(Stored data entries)
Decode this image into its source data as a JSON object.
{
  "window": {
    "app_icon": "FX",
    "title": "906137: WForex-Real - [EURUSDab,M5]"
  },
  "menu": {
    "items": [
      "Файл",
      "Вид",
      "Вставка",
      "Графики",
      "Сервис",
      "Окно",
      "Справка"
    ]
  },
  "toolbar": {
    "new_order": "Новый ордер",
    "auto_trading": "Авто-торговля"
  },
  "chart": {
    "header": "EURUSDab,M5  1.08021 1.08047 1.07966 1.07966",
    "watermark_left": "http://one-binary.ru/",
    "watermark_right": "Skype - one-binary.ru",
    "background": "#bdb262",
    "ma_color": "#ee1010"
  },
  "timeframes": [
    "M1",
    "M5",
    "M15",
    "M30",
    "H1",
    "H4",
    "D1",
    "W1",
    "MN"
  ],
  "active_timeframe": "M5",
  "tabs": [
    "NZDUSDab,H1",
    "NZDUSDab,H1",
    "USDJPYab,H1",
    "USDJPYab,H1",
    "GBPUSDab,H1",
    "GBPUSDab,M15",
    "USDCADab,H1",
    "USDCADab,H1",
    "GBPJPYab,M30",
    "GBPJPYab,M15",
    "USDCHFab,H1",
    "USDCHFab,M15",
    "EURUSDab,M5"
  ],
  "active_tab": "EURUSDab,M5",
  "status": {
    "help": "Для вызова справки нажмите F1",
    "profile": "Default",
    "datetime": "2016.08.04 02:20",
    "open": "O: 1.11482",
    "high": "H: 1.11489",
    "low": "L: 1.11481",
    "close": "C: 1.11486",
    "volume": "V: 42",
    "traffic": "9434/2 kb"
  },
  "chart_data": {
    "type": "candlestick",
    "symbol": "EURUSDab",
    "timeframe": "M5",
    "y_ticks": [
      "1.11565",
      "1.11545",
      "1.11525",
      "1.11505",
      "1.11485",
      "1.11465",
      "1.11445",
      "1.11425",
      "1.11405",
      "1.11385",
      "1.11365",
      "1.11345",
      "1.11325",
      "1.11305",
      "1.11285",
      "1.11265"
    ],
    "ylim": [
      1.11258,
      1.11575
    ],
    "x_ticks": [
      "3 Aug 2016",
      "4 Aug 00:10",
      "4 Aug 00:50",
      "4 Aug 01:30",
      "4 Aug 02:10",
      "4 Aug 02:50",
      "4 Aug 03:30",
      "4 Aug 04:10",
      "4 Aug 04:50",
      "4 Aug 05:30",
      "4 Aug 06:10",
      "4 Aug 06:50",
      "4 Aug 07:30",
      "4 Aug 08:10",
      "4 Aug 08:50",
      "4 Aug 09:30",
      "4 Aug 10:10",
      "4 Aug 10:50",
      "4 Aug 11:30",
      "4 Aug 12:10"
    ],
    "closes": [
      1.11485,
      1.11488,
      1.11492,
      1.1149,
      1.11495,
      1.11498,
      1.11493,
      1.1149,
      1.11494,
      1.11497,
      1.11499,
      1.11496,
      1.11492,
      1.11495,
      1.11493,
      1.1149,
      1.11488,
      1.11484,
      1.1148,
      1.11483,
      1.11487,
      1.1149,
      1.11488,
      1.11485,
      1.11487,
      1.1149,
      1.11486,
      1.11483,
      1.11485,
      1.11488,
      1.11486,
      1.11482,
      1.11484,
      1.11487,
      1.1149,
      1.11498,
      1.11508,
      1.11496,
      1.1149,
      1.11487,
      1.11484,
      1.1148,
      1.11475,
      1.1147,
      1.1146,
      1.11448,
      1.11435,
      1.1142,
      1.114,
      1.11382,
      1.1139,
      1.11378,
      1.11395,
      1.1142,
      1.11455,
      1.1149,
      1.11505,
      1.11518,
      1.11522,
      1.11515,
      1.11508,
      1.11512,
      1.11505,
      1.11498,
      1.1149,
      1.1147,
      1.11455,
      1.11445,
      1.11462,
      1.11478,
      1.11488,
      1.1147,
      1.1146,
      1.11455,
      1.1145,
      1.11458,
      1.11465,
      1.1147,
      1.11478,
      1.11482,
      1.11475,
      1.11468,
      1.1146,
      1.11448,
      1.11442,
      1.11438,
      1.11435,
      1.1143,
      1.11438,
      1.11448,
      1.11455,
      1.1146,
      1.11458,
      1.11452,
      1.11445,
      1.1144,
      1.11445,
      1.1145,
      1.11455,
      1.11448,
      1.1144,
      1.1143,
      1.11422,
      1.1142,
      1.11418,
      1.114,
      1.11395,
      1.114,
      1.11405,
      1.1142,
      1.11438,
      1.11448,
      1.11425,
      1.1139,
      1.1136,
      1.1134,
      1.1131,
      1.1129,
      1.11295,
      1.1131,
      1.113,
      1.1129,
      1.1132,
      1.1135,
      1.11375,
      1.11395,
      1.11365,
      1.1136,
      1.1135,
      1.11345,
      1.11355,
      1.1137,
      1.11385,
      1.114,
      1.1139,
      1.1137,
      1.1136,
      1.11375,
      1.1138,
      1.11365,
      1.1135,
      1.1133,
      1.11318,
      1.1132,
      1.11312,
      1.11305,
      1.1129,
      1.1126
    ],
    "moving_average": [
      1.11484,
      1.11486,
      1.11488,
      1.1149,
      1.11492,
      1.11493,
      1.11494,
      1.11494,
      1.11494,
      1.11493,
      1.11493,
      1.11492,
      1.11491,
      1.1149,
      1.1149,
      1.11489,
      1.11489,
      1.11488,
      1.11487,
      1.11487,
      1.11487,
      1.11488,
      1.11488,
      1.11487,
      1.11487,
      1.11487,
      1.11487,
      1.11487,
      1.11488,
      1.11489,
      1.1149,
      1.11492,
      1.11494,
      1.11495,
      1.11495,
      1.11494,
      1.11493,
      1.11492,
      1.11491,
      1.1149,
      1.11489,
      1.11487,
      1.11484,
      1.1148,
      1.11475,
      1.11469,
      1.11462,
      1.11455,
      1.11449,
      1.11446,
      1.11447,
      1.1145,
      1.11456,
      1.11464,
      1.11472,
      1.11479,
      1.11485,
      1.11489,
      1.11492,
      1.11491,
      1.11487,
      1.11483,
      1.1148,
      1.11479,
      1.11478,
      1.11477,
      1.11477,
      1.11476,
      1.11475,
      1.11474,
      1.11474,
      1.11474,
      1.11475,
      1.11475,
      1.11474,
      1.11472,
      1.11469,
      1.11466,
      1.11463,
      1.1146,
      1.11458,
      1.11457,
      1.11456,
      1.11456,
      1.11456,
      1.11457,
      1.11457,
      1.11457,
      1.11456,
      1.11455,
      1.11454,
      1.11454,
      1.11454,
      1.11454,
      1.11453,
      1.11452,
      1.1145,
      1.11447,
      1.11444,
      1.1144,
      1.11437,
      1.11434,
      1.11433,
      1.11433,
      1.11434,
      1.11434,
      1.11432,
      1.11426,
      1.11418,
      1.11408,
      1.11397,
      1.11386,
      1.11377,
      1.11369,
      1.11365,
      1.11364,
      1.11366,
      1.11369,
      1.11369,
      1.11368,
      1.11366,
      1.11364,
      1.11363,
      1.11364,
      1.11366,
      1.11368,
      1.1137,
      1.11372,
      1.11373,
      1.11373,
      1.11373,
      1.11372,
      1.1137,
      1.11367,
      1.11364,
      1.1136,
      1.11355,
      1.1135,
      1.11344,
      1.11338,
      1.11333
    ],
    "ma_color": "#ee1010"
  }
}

[Goal]
Pull out each line holding the string "binary".

[Result for this task]
    "watermark_left": "http://one-binary.ru/",
    "watermark_right": "Skype - one-binary.ru",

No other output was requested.